Quote every line as written. Omit pictures.

[Data excerpts]
◇ ◇ ◇ ◇ ◇ ◇ ◇

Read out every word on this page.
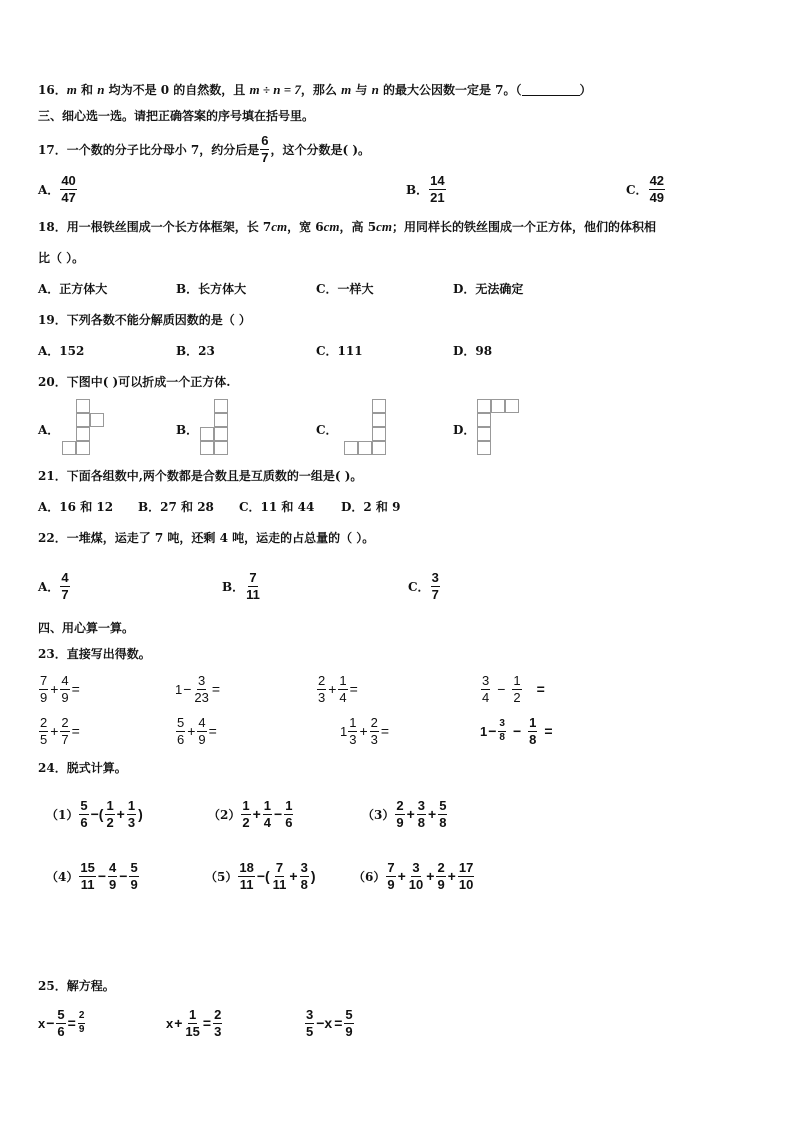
16．m 和 n 均为不是 0 的自然数，且 m ÷ n = 7，那么 m 与 n 的最大公因数一定是 7。（	）
三、细心选一选。请把正确答案的序号填在括号里。
17．一个数的分子比分母小 7，约分后是 $\frac{6}{7}$ ，这个分数是( )。
A． $\frac{40}{47}$	B． $\frac{14}{21}$	C． $\frac{42}{49}$
18．用一根铁丝围成一个长方体框架，长 7cm，宽 6cm，高 5cm；用同样长的铁丝围成一个正方体，他们的体积相
比（ ）。
A．正方体大	B．长方体大	C．一样大	D．无法确定
19．下列各数不能分解质因数的是（ ）
A．152	B．23	C．111	D．98
20．下图中( )可以折成一个正方体.
A．	B．	C．	D．
21．下面各组数中,两个数都是合数且是互质数的一组是( )。
A．16 和 12 B．27 和 28 C．11 和 44 D．2 和 9
22．一堆煤，运走了 7 吨，还剩 4 吨，运走的占总量的（ ）。
A． $\frac{4}{7}$	B． $\frac{7}{11}$	C． $\frac{3}{7}$
四、用心算一算。
23．直接写出得数。
$\frac{7}{9} + \frac{4}{9}$ =	$1 - \frac{3}{23}$ =	$\frac{2}{3} + \frac{1}{4}$ =	$\frac{3}{4} - \frac{1}{2}$ =
$\frac{2}{5} + \frac{2}{7}$ =	$\frac{5}{6} + \frac{4}{9}$ =	$1 \frac{1}{3} + \frac{2}{3}$ =	$1 - \frac{3}{8} - \frac{1}{8}$ =
24．脱式计算。
$(1) \frac{5}{6}$ −( $\frac{1}{2} + \frac{1}{3}$ )	$(2) \frac{1}{2} + \frac{1}{4} - \frac{1}{6}$	$(3) \frac{2}{9} + \frac{3}{8} + \frac{5}{8}$
$(4) \frac{15}{11} - \frac{4}{9} - \frac{5}{9}$	$(5) \frac{18}{11}$ −( $\frac{7}{11} + \frac{3}{8}$ )	$(6) \frac{7}{9} + \frac{3}{10} + \frac{2}{9} + \frac{17}{10}$
25．解方程。
$x - \frac{5}{6} = \frac{2}{9}$	$x + \frac{1}{15} = \frac{2}{3}$	$\frac{3}{5} -x = \frac{5}{9}$
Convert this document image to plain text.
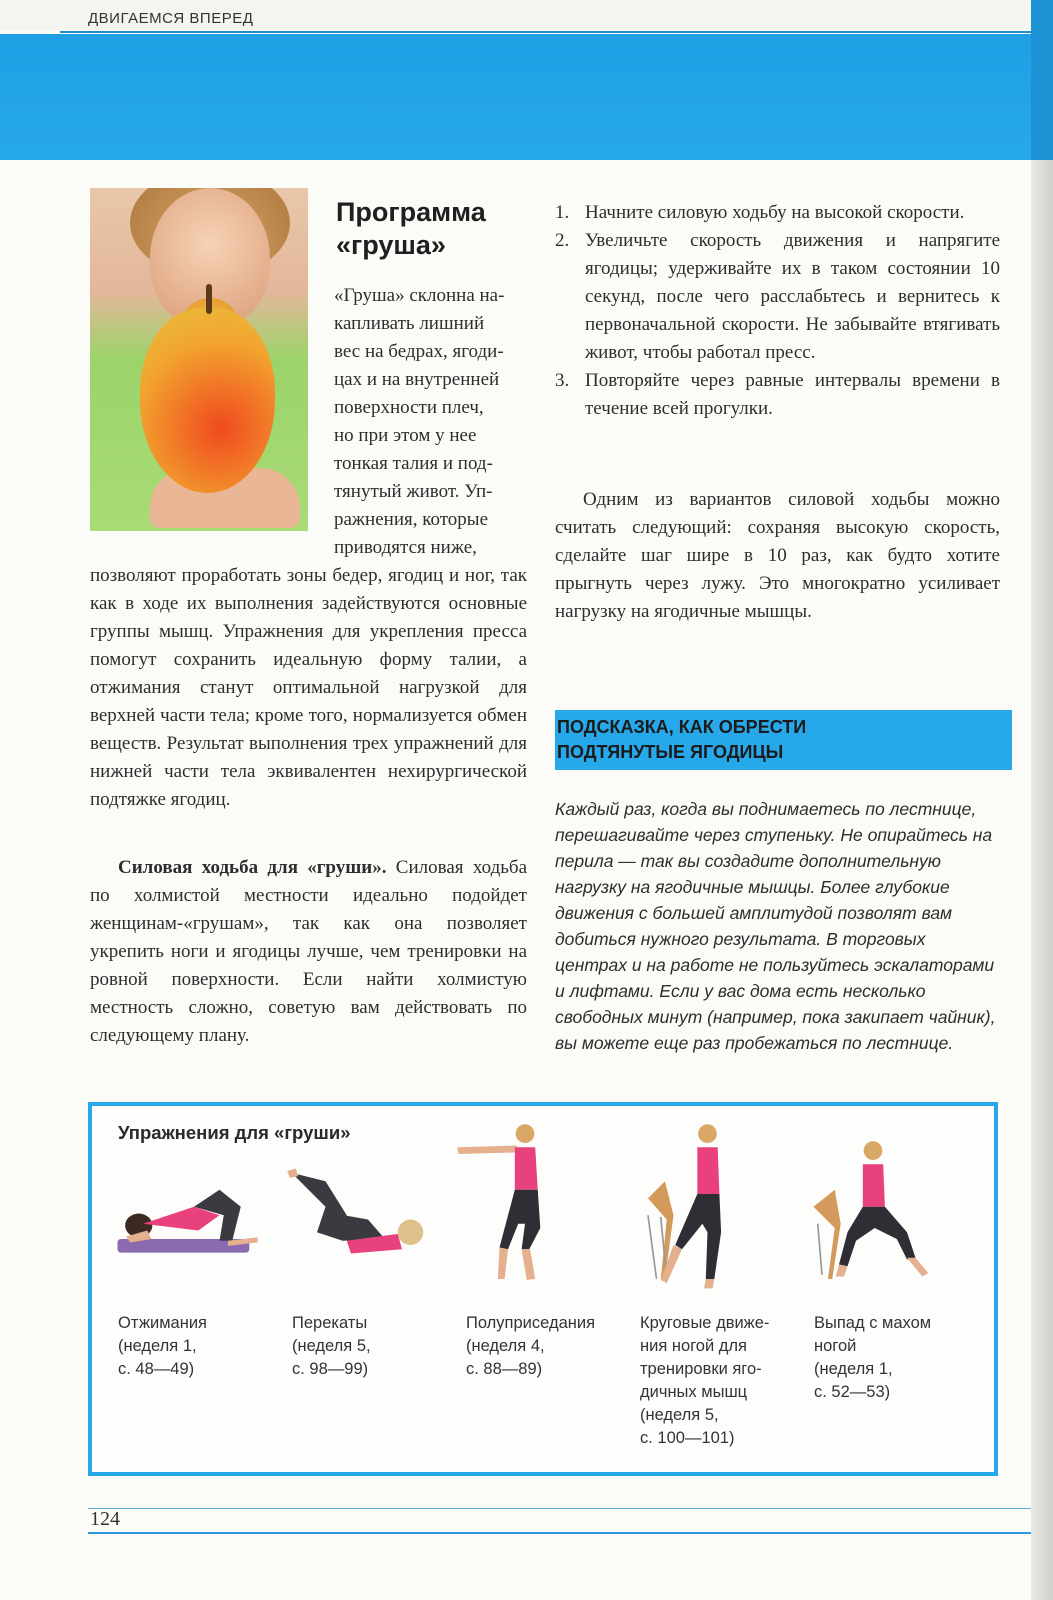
ДВИГАЕМСЯ ВПЕРЕД
Программа
«груша»

«Груша» склонна на-
капливать лишний
вес на бедрах, ягоди-
цах и на внутренней
поверхности плеч,
но при этом у нее
тонкая талия и под-
тянутый живот. Уп-
ражнения, которые
приводятся ниже,

позволяют проработать зоны бедер, ягодиц и ног, так как в ходе их выполнения задействуются основные группы мышц. Упражнения для укрепления пресса помогут сохранить идеальную форму талии, а отжимания станут оптимальной нагрузкой для верхней части тела; кроме того, нормализуется обмен веществ. Результат выполнения трех упражнений для нижней части тела эквивалентен нехирургической подтяжке ягодиц.

Силовая ходьба для «груши». Силовая ходьба по холмистой местности идеально подойдет женщинам-«грушам», так как она позволяет укрепить ноги и ягодицы лучше, чем тренировки на ровной поверхности. Если найти холмистую местность сложно, советую вам действовать по следующему плану.

1. Начните силовую ходьбу на высокой скорости.

2. Увеличьте скорость движения и напрягите ягодицы; удерживайте их в таком состоянии 10 секунд, после чего расслабьтесь и вернитесь к первоначальной скорости. Не забывайте втягивать живот, чтобы работал пресс.

3. Повторяйте через равные интервалы времени в течение всей прогулки.

Одним из вариантов силовой ходьбы можно считать следующий: сохраняя высокую скорость, сделайте шаг шире в 10 раз, как будто хотите прыгнуть через лужу. Это многократно усиливает нагрузку на ягодичные мышцы.

ПОДСКАЗКА, КАК ОБРЕСТИ
ПОДТЯНУТЫЕ ЯГОДИЦЫ

Каждый раз, когда вы поднимаетесь по лестнице, перешагивайте через ступеньку. Не опирайтесь на перила — так вы создадите дополнительную нагрузку на ягодичные мышцы. Более глубокие движения с большей амплитудой позволят вам добиться нужного результата. В торговых центрах и на работе не пользуйтесь эскалаторами и лифтами. Если у вас дома есть несколько свободных минут (например, пока закипает чайник), вы можете еще раз пробежаться по лестнице.

Упражнения для «груши»
Отжимания
(неделя 1,
с. 48—49)
Перекаты
(неделя 5,
с. 98—99)
Полуприседания
(неделя 4,
с. 88—89)
Круговые движе-
ния ногой для
тренировки яго-
дичных мышц
(неделя 5,
с. 100—101)
Выпад с махом
ногой
(неделя 1,
с. 52—53)
124
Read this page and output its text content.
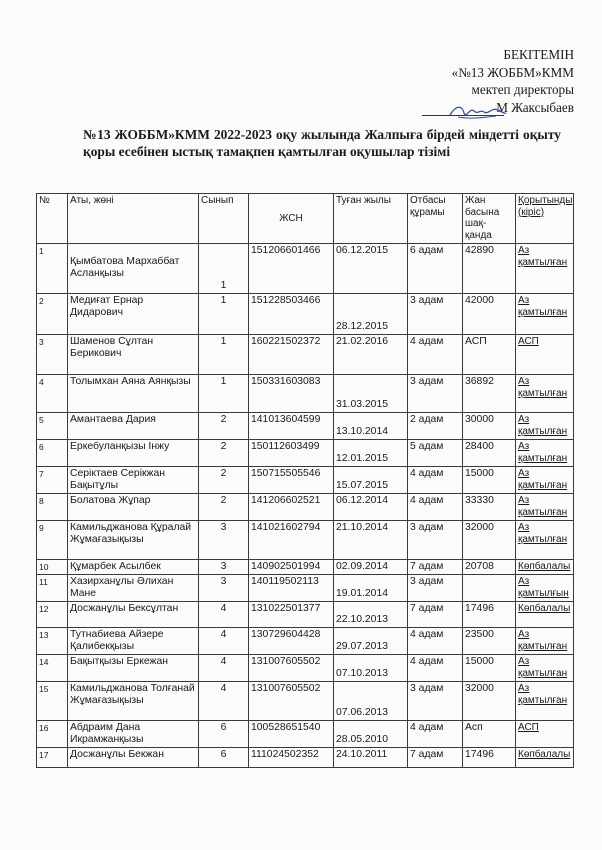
БЕКІТЕМІН
«№13 ЖОББМ»КММ
мектеп директоры
М Жаксыбаев
№13 ЖОББМ»КММ 2022-2023 оқу жылында Жалпыға бірдей міндетті оқыту қоры есебінен ыстық тамақпен қамтылған оқушылар тізімі
№	Аты, жөні	Сынып	ЖСН	Туған жылы	Отбасы құрамы	Жан басына шақ-қанда	Қорытынды (кіріс)
1	Қымбатова Мархаббат Асланқызы	1	151206601466	06.12.2015	6 адам	42890	Аз қамтылған
2	Медиғат Ернар Дидарович	1	151228503466	28.12.2015	3 адам	42000	Аз қамтылған
3	Шаменов Сұлтан Берикович	1	160221502372	21.02.2016	4 адам	АСП	АСП
4	Толымхан Аяна Аянқызы	1	150331603083	31.03.2015	3 адам	36892	Аз қамтылған
5	Амантаева Дария	2	141013604599	13.10.2014	2 адам	30000	Аз қамтылған
6	Еркебуланқызы Інжу	2	150112603499	12.01.2015	5 адам	28400	Аз қамтылған
7	Серіктаев Серікжан Бақытұлы	2	150715505546	15.07.2015	4 адам	15000	Аз қамтылған
8	Болатова Жұпар	2	141206602521	06.12.2014	4 адам	33330	Аз қамтылған
9	Камильджанова Құралай Жұмағазықызы	3	141021602794	21.10.2014	3 адам	32000	Аз қамтылған
10	Құмарбек Асылбек	3	140902501994	02.09.2014	7 адам	20708	Көпбалалы
11	Хазирханұлы Әлихан Мане	3	140119502113	19.01.2014	3 адам		Аз қамтылғын
12	Досжанұлы Бексұлтан	4	131022501377	22.10.2013	7 адам	17496	Көпбалалы
13	Тутнабиева Айзере Қалибекқызы	4	130729604428	29.07.2013	4 адам	23500	Аз қамтылған
14	Бақытқызы Еркежан	4	131007605502	07.10.2013	4 адам	15000	Аз қамтылған
15	Камильджанова Толғанай Жұмағазықызы	4	131007605502	07.06.2013	3 адам	32000	Аз қамтылған
16	Абдраим Дана Икрамжанқызы	6	100528651540	28.05.2010	4 адам	Асп	АСП
17	Досжанұлы Бекжан	6	111024502352	24.10.2011	7 адам	17496	Көпбалалы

◇ ◇ ◇ ◇ ◇ ◇ ◇

## REPLY:
Read out every word on this page.
16．m 和 n 均为不是 0 的自然数，且 m ÷ n = 7，那么 m 与 n 的最大公因数一定是 7。（	）
三、细心选一选。请把正确答案的序号填在括号里。
17．一个数的分子比分母小 7，约分后是 $\frac{6}{7}$ ，这个分数是( )。
A． $\frac{40}{47}$	B． $\frac{14}{21}$	C． $\frac{42}{49}$
18．用一根铁丝围成一个长方体框架，长 7cm，宽 6cm，高 5cm；用同样长的铁丝围成一个正方体，他们的体积相
比（ ）。
A．正方体大	B．长方体大	C．一样大	D．无法确定
19．下列各数不能分解质因数的是（ ）
A．152	B．23	C．111	D．98
20．下图中( )可以折成一个正方体.
A．	B．	C．	D．
21．下面各组数中,两个数都是合数且是互质数的一组是( )。
A．16 和 12 B．27 和 28 C．11 和 44 D．2 和 9
22．一堆煤，运走了 7 吨，还剩 4 吨，运走的占总量的（ ）。
A． $\frac{4}{7}$	B． $\frac{7}{11}$	C． $\frac{3}{7}$
四、用心算一算。
23．直接写出得数。
$\frac{7}{9} + \frac{4}{9}$ =	$1 - \frac{3}{23}$ =	$\frac{2}{3} + \frac{1}{4}$ =	$\frac{3}{4} - \frac{1}{2}$ =
$\frac{2}{5} + \frac{2}{7}$ =	$\frac{5}{6} + \frac{4}{9}$ =	$1 \frac{1}{3} + \frac{2}{3}$ =	$1 - \frac{3}{8} - \frac{1}{8}$ =
24．脱式计算。
$(1) \frac{5}{6}$ −( $\frac{1}{2} + \frac{1}{3}$ )	$(2) \frac{1}{2} + \frac{1}{4} - \frac{1}{6}$	$(3) \frac{2}{9} + \frac{3}{8} + \frac{5}{8}$
$(4) \frac{15}{11} - \frac{4}{9} - \frac{5}{9}$	$(5) \frac{18}{11}$ −( $\frac{7}{11} + \frac{3}{8}$ )	$(6) \frac{7}{9} + \frac{3}{10} + \frac{2}{9} + \frac{17}{10}$
25．解方程。
$x - \frac{5}{6} = \frac{2}{9}$	$x + \frac{1}{15} = \frac{2}{3}$	$\frac{3}{5} -x = \frac{5}{9}$
Convert this document image to plain text.
ДВИГАЕМСЯ ВПЕРЕД
Программа
«груша»

«Груша» склонна на-
капливать лишний
вес на бедрах, ягоди-
цах и на внутренней
поверхности плеч,
но при этом у нее
тонкая талия и под-
тянутый живот. Уп-
ражнения, которые
приводятся ниже,

позволяют проработать зоны бедер, ягодиц и ног, так как в ходе их выполнения задействуются основные группы мышц. Упражнения для укрепления пресса помогут сохранить идеальную форму талии, а отжимания станут оптимальной нагрузкой для верхней части тела; кроме того, нормализуется обмен веществ. Результат выполнения трех упражнений для нижней части тела эквивалентен нехирургической подтяжке ягодиц.

Силовая ходьба для «груши». Силовая ходьба по холмистой местности идеально подойдет женщинам-«грушам», так как она позволяет укрепить ноги и ягодицы лучше, чем тренировки на ровной поверхности. Если найти холмистую местность сложно, советую вам действовать по следующему плану.

1. Начните силовую ходьбу на высокой скорости.

2. Увеличьте скорость движения и напрягите ягодицы; удерживайте их в таком состоянии 10 секунд, после чего расслабьтесь и вернитесь к первоначальной скорости. Не забывайте втягивать живот, чтобы работал пресс.

3. Повторяйте через равные интервалы времени в течение всей прогулки.

Одним из вариантов силовой ходьбы можно считать следующий: сохраняя высокую скорость, сделайте шаг шире в 10 раз, как будто хотите прыгнуть через лужу. Это многократно усиливает нагрузку на ягодичные мышцы.

ПОДСКАЗКА, КАК ОБРЕСТИ
ПОДТЯНУТЫЕ ЯГОДИЦЫ

Каждый раз, когда вы поднимаетесь по лестнице, перешагивайте через ступеньку. Не опирайтесь на перила — так вы создадите дополнительную нагрузку на ягодичные мышцы. Более глубокие движения с большей амплитудой позволят вам добиться нужного результата. В торговых центрах и на работе не пользуйтесь эскалаторами и лифтами. Если у вас дома есть несколько свободных минут (например, пока закипает чайник), вы можете еще раз пробежаться по лестнице.

Упражнения для «груши»
Отжимания
(неделя 1,
с. 48—49)
Перекаты
(неделя 5,
с. 98—99)
Полуприседания
(неделя 4,
с. 88—89)
Круговые движе-
ния ногой для
тренировки яго-
дичных мышц
(неделя 5,
с. 100—101)
Выпад с махом
ногой
(неделя 1,
с. 52—53)
124
Read this page and output its text content.
БЕКІТЕМІН
«№13 ЖОББМ»КММ
мектеп директоры
М Жаксыбаев
№13 ЖОББМ»КММ 2022-2023 оқу жылында Жалпыға бірдей міндетті оқыту қоры есебінен ыстық тамақпен қамтылған оқушылар тізімі
№	Аты, жөні	Сынып	ЖСН	Туған жылы	Отбасы құрамы	Жан басына шақ-қанда	Қорытынды (кіріс)
1	Қымбатова Мархаббат Асланқызы	1	151206601466	06.12.2015	6 адам	42890	Аз қамтылған
2	Медиғат Ернар Дидарович	1	151228503466	28.12.2015	3 адам	42000	Аз қамтылған
3	Шаменов Сұлтан Берикович	1	160221502372	21.02.2016	4 адам	АСП	АСП
4	Толымхан Аяна Аянқызы	1	150331603083	31.03.2015	3 адам	36892	Аз қамтылған
5	Амантаева Дария	2	141013604599	13.10.2014	2 адам	30000	Аз қамтылған
6	Еркебуланқызы Інжу	2	150112603499	12.01.2015	5 адам	28400	Аз қамтылған
7	Серіктаев Серікжан Бақытұлы	2	150715505546	15.07.2015	4 адам	15000	Аз қамтылған
8	Болатова Жұпар	2	141206602521	06.12.2014	4 адам	33330	Аз қамтылған
9	Камильджанова Құралай Жұмағазықызы	3	141021602794	21.10.2014	3 адам	32000	Аз қамтылған
10	Құмарбек Асылбек	3	140902501994	02.09.2014	7 адам	20708	Көпбалалы
11	Хазирханұлы Әлихан Мане	3	140119502113	19.01.2014	3 адам		Аз қамтылғын
12	Досжанұлы Бексұлтан	4	131022501377	22.10.2013	7 адам	17496	Көпбалалы
13	Тутнабиева Айзере Қалибекқызы	4	130729604428	29.07.2013	4 адам	23500	Аз қамтылған
14	Бақытқызы Еркежан	4	131007605502	07.10.2013	4 адам	15000	Аз қамтылған
15	Камильджанова Толғанай Жұмағазықызы	4	131007605502	07.06.2013	3 адам	32000	Аз қамтылған
16	Абдраим Дана Икрамжанқызы	6	100528651540	28.05.2010	4 адам	Асп	АСП
17	Досжанұлы Бекжан	6	111024502352	24.10.2011	7 адам	17496	Көпбалалы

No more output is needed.